Minha opinião: Há um abismo de diferença entre ler A Metamorfose na juventude e revisitá-la com o estofo da maturidade. O que antes poderia parecer apenas uma história fantástica e absurda sobre um homem que acorda transformado num inseto, agora revela-se como uma das metáforas mais cruéis e precisas sobre a utilidade dos corpos e o colapso dos afetos. Voltar aos clássicos tem esse poder: a obra é a mesma, mas nós mudamos, e a nossa escuta clínica capta frequências muito mais dolorosas nessa releitura para discutir com os amigos.
A angústia inicial da leitura bate exatamente na desconfiguração física. Gregor Samsa perde o contorno humano, perde a voz e o controle do próprio corpo. Mas o verdadeiro terror de Kafka não é a transformação biológica; é a transformação social e relacional. No início, ainda há um resquício de compaixão, um cuidado provisório exercido pela irmã. No entanto, à medida que o tempo passa e a esperança de que ele volte a ser o provedor financeiro da casa desaparece, o afeto escorre pelo ralo. Gregor deixa de ser produtivo e, instantaneamente, passa a ser lido pela família como um estorvo.
É impossível ler essa transição sem traçar um paralelo brutal com a forma como a nossa sociedade opera a exclusão cotidianamente. Gregor é a representação perfeita daqueles que são empurrados para a margem quando deixam de ter serventia para a engrenagem normativa. Vemos isso na exclusão e no abandono dos idosos, mas o texto reverbera de forma muito dura e direta sobre a realidade das pessoas com deficiência. Quando lidamos com a reabilitação, percebemos na pele como o sistema tende a isolar e descartar qualquer corpo que não responda à demanda de produtividade e que exija adaptação e cuidado contínuo. A obra é assustadoramente atemporal porque escancara que, na lógica utilitarista, o valor de um sujeito é frequentemente condicionado ao que ele consegue produzir. Quando a máquina do corpo "falha", a sociedade apaga o indivíduo.

Dados fornecidos:
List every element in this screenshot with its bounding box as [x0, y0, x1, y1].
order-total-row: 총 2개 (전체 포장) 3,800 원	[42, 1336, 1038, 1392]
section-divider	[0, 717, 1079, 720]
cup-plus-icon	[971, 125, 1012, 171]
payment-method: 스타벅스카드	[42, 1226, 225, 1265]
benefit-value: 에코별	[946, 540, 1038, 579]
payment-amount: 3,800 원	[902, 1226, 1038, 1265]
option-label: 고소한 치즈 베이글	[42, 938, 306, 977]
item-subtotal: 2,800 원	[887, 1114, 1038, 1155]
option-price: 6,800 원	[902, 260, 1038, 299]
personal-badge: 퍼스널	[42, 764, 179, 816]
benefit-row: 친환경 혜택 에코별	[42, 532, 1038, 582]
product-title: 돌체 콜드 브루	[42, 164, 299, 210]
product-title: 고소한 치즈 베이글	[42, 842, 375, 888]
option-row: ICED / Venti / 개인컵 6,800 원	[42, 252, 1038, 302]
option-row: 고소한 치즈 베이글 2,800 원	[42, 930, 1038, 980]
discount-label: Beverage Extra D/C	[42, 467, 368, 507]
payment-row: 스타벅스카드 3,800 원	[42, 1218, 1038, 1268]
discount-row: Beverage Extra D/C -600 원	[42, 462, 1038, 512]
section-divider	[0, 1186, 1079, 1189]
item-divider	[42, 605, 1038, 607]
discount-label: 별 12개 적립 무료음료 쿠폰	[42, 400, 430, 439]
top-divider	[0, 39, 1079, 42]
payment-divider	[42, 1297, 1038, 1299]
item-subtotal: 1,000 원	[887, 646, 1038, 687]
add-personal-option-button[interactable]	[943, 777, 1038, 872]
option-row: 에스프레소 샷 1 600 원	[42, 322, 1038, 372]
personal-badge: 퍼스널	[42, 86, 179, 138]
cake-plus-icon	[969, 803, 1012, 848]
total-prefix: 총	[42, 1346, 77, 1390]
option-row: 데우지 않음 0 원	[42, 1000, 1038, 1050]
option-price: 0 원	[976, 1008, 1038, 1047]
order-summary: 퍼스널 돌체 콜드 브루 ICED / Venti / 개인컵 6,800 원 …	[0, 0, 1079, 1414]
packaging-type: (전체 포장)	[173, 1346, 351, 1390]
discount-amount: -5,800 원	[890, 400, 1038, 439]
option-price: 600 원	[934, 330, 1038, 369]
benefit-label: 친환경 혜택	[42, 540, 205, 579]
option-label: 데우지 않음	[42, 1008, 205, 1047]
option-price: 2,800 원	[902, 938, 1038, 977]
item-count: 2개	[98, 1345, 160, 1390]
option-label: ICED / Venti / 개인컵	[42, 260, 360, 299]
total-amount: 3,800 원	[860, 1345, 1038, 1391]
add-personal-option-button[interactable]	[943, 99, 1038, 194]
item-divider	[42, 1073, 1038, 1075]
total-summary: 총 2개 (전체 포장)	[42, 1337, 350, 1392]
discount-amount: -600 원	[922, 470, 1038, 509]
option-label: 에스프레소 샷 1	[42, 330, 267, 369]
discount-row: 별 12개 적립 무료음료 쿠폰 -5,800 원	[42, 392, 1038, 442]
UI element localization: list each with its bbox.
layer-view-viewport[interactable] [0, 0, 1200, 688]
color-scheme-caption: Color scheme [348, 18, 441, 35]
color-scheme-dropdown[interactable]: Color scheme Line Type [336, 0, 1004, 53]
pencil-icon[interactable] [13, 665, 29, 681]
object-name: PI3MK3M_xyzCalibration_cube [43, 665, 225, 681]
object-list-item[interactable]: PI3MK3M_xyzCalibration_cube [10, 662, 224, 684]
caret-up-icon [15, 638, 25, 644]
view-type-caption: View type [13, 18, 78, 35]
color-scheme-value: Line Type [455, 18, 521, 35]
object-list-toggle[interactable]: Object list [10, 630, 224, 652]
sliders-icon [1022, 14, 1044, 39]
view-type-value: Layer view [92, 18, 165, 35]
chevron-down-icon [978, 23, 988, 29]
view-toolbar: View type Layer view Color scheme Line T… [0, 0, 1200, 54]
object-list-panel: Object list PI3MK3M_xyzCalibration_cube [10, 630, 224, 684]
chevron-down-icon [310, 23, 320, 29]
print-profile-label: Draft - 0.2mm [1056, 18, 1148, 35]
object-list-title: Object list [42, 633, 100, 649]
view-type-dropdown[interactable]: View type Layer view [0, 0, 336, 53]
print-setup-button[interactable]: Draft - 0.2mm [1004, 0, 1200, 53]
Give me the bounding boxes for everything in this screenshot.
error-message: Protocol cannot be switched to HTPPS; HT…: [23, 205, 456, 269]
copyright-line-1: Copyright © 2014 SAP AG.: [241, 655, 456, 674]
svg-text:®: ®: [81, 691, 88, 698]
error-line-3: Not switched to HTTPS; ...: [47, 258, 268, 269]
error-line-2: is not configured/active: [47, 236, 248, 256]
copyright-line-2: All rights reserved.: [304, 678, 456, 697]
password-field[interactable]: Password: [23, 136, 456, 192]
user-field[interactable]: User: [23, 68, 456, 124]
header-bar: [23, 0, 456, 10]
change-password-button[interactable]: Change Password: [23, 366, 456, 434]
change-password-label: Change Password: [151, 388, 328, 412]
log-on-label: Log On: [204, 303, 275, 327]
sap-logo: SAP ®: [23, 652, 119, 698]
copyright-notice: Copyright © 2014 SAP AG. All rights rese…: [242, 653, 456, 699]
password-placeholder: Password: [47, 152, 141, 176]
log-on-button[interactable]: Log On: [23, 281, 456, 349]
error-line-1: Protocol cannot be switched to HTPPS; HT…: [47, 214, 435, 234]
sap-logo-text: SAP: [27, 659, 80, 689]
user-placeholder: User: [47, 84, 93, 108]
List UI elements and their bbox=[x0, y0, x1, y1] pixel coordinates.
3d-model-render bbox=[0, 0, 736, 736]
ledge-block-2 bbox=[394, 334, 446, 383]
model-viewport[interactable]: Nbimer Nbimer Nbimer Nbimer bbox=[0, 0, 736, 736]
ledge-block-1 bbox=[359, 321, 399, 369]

Atividades propostas:
- A) Reescreva de forma mais concisa o parágrafo do texto sobre A Metamorfose que começa com "A angústia inicial da leitura", preservando suas informações principais.
- B) Prolongue o texto sobre A Metamorfose, retomando-o logo após a última frase apresentada.

Respostas:
- A) A angústia inicial da leitura vem da desconfiguração física: Gregor Samsa perde o contorno humano, a voz e o controle do corpo. O verdadeiro terror de Kafka, porém, está na transformação social e relacional. A princípio, a irmã lhe dedica um cuidado provisório. Quando desaparece a esperança de que ele volte a sustentar financeiramente a casa, o afeto se esvai, e a família passa a vê-lo como um estorvo.

- B)
Sinopse do Livro
Gregor Samsa é um caixeiro-viajante que sustenta sozinho os pais e a irmã mais nova com um trabalho exaustivo e alienante. Certa manhã, ao acordar de sonhos intranquilos, descobre que o seu corpo se transformou num inseto monstruoso de carapaça dura. Preso no próprio quarto, ele perde o emprego e a capacidade de se comunicar de forma inteligível. A novela narra o processo de degradação existencial de Gregor, acompanhando a forma como a sua família lida com a nova realidade. Inicialmente tratado com um misto de susto, repulsa e pena, ele vai sendo progressivamente negligenciado e escondido. Com o passar do tempo, aquele que antes era o pilar da casa torna-se um peso insuportável para os parentes, que precisam reorganizar as suas vidas e arranjar novos trabalhos para sobreviverem sem ele.